SHORT PROBLEM
Gather each line of the records where "screenshot" appears.

-- Begin DATASET CONTENT --

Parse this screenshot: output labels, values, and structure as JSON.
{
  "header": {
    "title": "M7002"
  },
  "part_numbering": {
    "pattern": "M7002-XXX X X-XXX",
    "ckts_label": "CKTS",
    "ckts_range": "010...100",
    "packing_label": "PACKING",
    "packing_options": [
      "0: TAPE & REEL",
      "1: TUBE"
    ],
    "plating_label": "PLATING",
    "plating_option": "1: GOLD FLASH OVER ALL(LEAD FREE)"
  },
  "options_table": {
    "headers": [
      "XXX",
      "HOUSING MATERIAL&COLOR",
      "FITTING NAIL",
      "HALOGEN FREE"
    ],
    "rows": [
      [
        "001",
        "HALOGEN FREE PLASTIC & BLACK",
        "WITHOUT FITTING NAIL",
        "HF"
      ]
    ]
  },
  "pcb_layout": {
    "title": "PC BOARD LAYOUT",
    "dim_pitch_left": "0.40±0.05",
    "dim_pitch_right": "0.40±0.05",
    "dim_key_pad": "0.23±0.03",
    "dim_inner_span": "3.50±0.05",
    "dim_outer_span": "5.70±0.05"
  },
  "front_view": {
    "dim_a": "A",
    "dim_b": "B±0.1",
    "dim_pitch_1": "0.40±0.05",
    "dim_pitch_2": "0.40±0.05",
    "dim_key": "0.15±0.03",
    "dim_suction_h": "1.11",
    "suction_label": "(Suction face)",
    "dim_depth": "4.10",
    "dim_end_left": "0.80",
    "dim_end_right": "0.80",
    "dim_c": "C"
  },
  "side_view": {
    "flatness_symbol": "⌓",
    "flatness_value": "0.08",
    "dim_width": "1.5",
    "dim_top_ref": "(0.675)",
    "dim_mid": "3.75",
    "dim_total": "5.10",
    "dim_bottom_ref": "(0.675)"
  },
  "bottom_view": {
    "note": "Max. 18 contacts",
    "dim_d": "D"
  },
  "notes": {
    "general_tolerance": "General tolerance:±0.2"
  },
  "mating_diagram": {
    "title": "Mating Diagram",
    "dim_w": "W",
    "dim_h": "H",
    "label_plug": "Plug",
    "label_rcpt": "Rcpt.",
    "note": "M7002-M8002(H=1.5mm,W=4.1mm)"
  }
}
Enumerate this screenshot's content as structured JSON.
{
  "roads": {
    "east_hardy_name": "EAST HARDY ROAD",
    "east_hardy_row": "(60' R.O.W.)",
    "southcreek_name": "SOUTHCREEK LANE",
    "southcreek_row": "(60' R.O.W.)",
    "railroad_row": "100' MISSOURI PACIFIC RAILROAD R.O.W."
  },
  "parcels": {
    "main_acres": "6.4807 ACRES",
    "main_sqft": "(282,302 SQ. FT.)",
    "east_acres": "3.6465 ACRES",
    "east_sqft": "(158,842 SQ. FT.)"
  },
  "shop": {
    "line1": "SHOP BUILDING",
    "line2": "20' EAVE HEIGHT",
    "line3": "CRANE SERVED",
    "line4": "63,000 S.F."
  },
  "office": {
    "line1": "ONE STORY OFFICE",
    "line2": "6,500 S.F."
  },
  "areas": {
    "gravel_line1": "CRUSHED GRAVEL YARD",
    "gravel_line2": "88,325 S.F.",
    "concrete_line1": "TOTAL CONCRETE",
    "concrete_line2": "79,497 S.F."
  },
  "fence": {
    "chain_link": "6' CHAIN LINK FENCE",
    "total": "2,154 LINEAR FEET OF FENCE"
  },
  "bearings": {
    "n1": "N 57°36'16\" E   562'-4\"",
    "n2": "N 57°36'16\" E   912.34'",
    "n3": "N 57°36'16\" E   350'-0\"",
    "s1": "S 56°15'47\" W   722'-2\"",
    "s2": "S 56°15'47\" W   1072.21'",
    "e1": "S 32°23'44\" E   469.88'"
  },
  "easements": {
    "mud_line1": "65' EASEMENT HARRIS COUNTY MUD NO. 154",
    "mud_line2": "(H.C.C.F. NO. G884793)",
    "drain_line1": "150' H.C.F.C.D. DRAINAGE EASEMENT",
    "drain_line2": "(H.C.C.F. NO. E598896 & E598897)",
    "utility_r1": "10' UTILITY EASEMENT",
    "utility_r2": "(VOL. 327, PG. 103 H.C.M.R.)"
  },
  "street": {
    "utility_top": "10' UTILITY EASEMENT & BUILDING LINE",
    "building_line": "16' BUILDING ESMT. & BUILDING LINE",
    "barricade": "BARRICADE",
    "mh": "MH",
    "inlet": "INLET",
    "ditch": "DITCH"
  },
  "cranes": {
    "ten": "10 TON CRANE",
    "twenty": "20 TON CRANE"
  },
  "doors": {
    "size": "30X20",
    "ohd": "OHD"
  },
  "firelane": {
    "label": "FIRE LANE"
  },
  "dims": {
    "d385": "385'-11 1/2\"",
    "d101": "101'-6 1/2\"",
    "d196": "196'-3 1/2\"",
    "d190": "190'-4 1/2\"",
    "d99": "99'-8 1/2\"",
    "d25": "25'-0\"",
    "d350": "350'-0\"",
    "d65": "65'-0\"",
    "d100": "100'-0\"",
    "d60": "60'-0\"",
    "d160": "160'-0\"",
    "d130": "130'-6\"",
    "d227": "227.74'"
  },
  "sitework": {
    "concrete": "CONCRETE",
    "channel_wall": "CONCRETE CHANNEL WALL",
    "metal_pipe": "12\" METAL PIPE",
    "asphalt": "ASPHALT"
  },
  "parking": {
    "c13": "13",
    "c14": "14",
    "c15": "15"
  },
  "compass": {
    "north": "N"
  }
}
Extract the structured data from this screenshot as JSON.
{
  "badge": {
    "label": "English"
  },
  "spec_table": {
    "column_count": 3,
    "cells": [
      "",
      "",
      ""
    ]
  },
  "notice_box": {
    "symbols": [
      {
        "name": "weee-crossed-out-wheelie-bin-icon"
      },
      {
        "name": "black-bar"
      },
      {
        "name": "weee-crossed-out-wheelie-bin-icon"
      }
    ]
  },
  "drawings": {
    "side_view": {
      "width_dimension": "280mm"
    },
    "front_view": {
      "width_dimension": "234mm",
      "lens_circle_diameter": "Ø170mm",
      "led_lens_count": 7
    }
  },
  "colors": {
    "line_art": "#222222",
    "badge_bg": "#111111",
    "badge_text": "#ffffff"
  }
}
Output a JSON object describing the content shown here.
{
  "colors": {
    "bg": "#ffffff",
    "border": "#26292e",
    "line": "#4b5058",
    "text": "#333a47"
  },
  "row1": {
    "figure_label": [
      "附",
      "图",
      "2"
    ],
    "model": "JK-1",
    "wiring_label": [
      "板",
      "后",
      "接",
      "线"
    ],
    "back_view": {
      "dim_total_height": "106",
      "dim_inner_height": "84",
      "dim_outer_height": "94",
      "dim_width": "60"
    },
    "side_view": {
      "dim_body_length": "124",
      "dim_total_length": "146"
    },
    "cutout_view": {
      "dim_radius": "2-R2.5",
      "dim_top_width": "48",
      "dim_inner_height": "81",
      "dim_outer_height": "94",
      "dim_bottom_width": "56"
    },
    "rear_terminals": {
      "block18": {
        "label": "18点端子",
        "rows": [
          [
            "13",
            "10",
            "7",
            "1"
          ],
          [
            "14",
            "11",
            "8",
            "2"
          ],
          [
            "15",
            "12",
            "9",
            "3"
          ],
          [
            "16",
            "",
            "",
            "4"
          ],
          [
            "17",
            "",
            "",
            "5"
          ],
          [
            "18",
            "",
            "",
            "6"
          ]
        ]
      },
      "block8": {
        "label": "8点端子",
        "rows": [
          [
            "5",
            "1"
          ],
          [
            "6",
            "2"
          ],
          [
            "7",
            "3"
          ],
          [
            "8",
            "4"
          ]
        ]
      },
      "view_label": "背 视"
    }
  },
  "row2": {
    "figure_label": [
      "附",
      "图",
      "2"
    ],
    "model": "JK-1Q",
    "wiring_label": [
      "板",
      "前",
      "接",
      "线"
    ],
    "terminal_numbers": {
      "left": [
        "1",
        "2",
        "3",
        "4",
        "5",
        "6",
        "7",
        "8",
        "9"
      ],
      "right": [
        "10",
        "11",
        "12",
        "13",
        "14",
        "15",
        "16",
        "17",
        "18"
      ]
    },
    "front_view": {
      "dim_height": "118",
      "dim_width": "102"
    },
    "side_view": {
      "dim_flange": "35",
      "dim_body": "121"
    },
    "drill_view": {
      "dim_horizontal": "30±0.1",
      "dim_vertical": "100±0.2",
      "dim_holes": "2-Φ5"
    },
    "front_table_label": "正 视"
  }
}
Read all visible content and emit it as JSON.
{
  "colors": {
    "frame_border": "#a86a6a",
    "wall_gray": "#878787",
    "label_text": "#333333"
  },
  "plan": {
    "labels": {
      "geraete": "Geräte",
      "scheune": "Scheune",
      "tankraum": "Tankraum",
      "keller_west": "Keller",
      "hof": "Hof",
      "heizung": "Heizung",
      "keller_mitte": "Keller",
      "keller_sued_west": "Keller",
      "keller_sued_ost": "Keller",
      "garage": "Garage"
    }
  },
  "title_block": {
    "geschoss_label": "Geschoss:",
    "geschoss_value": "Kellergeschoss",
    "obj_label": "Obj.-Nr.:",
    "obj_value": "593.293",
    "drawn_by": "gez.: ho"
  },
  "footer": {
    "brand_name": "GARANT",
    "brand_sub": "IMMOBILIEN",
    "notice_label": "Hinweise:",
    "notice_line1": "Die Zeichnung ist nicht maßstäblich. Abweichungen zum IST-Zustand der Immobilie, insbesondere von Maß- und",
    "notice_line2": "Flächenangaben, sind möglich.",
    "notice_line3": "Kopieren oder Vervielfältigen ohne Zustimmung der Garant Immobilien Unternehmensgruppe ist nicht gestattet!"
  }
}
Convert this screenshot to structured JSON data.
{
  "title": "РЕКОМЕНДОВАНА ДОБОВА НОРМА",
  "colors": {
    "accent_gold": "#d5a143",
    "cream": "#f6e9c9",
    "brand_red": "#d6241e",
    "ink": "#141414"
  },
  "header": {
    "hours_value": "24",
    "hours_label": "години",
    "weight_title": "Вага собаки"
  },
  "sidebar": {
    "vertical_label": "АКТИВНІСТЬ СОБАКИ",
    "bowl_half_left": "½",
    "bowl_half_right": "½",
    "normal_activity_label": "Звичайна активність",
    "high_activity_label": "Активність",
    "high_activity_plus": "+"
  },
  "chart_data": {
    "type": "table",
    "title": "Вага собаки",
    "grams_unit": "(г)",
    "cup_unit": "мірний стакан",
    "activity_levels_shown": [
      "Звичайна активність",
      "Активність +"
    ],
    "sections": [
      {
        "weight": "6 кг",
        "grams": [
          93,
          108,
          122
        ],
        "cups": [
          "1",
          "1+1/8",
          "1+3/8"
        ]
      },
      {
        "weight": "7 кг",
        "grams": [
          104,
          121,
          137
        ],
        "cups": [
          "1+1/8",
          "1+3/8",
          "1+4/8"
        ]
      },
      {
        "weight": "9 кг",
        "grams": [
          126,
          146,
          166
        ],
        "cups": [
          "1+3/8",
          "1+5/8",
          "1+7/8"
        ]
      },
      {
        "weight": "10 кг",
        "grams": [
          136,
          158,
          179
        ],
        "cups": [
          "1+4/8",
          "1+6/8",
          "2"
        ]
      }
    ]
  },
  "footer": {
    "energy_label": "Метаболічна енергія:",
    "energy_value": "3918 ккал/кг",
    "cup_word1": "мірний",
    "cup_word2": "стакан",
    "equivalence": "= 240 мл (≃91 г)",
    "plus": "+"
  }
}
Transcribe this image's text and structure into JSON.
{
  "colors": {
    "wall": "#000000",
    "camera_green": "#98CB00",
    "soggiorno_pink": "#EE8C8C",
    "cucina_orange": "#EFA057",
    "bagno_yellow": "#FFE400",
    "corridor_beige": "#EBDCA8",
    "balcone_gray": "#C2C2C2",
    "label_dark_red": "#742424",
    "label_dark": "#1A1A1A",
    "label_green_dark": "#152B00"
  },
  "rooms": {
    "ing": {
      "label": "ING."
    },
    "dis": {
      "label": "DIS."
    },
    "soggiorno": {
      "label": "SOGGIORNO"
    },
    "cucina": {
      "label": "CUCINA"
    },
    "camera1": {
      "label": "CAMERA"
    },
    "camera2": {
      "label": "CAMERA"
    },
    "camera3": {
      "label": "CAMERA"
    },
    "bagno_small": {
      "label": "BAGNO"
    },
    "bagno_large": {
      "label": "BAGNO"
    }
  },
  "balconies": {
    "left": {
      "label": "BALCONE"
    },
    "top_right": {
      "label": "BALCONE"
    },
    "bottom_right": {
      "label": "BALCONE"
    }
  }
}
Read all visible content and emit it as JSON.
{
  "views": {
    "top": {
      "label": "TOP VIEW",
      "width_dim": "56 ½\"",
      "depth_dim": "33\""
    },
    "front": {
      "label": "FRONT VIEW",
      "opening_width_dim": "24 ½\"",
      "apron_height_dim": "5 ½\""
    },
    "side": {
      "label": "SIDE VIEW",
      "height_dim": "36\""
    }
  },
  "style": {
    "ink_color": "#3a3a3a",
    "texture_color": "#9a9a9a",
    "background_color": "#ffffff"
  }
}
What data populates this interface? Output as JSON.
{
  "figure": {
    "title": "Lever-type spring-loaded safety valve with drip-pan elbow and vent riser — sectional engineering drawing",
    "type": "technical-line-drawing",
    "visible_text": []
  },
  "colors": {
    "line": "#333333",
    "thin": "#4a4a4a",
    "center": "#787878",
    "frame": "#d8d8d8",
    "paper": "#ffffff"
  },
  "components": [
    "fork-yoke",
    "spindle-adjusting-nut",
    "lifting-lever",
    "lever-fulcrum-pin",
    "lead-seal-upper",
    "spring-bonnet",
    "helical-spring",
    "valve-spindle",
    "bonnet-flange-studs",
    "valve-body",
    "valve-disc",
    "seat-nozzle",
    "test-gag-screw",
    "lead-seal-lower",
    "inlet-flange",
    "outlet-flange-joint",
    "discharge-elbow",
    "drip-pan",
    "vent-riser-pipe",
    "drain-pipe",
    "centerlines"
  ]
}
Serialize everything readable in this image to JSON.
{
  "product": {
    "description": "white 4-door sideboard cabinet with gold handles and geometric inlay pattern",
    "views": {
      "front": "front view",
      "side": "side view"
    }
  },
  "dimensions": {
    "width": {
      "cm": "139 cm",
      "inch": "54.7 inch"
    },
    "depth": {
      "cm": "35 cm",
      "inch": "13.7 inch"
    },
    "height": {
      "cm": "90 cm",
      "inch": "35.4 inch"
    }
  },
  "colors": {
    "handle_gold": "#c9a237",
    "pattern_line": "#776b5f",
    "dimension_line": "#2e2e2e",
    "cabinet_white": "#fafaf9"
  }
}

-- End DATASET CONTENT --

RESPONSE TO THIS TASK
Parse this screenshot: output labels, values, and structure as JSON.
Enumerate this screenshot's content as structured JSON.
Extract the structured data from this screenshot as JSON.
Convert this screenshot to structured JSON data.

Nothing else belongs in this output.